* **Task to complete**:
Say how many lines hold the string "this"; please write nothing but the number.

(Dataset items)

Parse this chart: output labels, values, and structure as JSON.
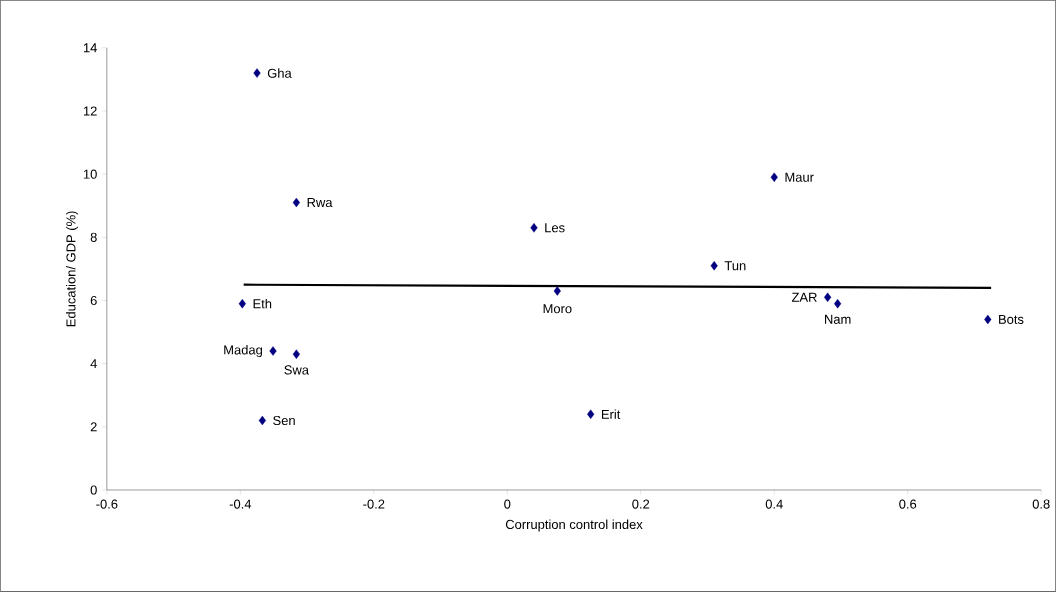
{
  "chart_data": {
    "type": "scatter",
    "xlabel": "Corruption control index",
    "ylabel": "Education/ GDP (%)",
    "xlim": [
      -0.6,
      0.8
    ],
    "ylim": [
      0,
      14
    ],
    "xticks": [
      -0.6,
      -0.4,
      -0.2,
      0,
      0.2,
      0.4,
      0.6,
      0.8
    ],
    "yticks": [
      0,
      2,
      4,
      6,
      8,
      10,
      12,
      14
    ],
    "marker": "diamond",
    "grid": false,
    "series": [
      {
        "color": "#000080",
        "x": [
          -0.375,
          -0.316,
          0.04,
          0.4,
          0.31,
          -0.397,
          0.075,
          0.48,
          0.495,
          0.72,
          -0.351,
          -0.316,
          -0.367,
          0.125
        ],
        "values": [
          13.2,
          9.1,
          8.3,
          9.9,
          7.1,
          5.9,
          6.3,
          6.1,
          5.9,
          5.4,
          4.4,
          4.3,
          2.2,
          2.4
        ]
      },
      {
        "type": "line",
        "marker": "none",
        "color": "#000000",
        "x": [
          -0.395,
          0.725
        ],
        "values": [
          6.5,
          6.4
        ]
      }
    ],
    "annotations": [
      {
        "text": "Gha",
        "x": -0.375,
        "y": 13.2
      },
      {
        "text": "Rwa",
        "x": -0.316,
        "y": 9.1
      },
      {
        "text": "Les",
        "x": 0.04,
        "y": 8.3
      },
      {
        "text": "Maur",
        "x": 0.4,
        "y": 9.9
      },
      {
        "text": "Tun",
        "x": 0.31,
        "y": 7.1
      },
      {
        "text": "Eth",
        "x": -0.397,
        "y": 5.9
      },
      {
        "text": "Moro",
        "x": 0.075,
        "y": 6.3
      },
      {
        "text": "ZAR",
        "x": 0.48,
        "y": 6.1
      },
      {
        "text": "Nam",
        "x": 0.495,
        "y": 5.9
      },
      {
        "text": "Bots",
        "x": 0.72,
        "y": 5.4
      },
      {
        "text": "Madag",
        "x": -0.351,
        "y": 4.4
      },
      {
        "text": "Swa",
        "x": -0.316,
        "y": 4.3
      },
      {
        "text": "Sen",
        "x": -0.367,
        "y": 2.2
      },
      {
        "text": "Erit",
        "x": 0.125,
        "y": 2.4
      }
    ]
  }
}
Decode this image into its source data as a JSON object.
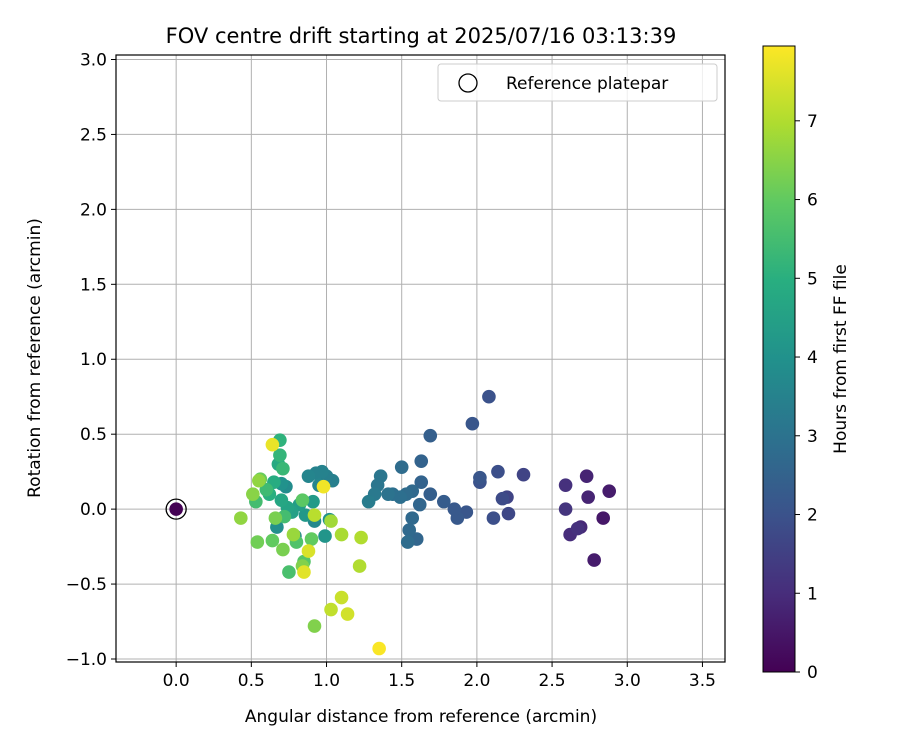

* **Solution**:
2